--- Start of PROVIDED RECORDS ---

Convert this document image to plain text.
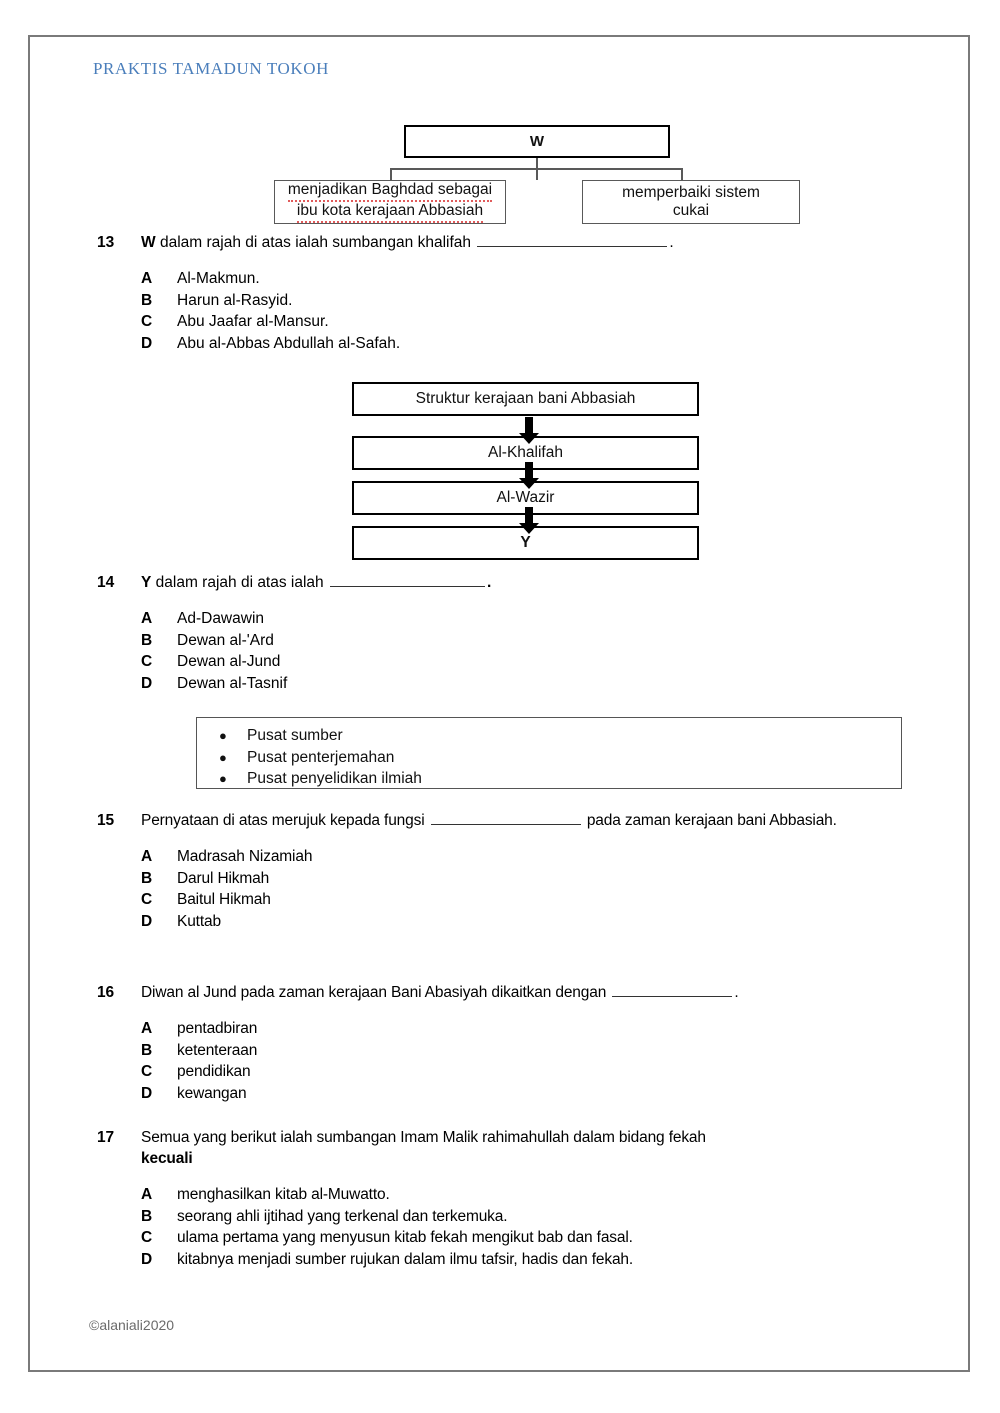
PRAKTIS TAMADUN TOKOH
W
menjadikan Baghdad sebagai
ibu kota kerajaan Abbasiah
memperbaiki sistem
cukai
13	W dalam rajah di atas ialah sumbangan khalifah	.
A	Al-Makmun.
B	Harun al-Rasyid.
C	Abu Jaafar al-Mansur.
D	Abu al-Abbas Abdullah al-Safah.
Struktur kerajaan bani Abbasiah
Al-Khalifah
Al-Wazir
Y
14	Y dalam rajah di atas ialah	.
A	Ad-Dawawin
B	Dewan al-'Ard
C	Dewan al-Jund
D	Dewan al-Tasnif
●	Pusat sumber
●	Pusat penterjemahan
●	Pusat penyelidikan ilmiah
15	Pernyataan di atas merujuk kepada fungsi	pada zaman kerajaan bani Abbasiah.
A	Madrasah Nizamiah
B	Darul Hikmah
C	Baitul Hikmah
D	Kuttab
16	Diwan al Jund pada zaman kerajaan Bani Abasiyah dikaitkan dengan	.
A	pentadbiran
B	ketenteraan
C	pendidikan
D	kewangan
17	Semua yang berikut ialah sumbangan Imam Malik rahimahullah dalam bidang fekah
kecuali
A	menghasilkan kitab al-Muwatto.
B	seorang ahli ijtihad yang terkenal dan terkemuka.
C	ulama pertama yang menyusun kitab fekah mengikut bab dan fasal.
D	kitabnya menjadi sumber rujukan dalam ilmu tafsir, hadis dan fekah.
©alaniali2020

--- End of PROVIDED RECORDS ---

Return only the number of lines in the data that contain "yang".

3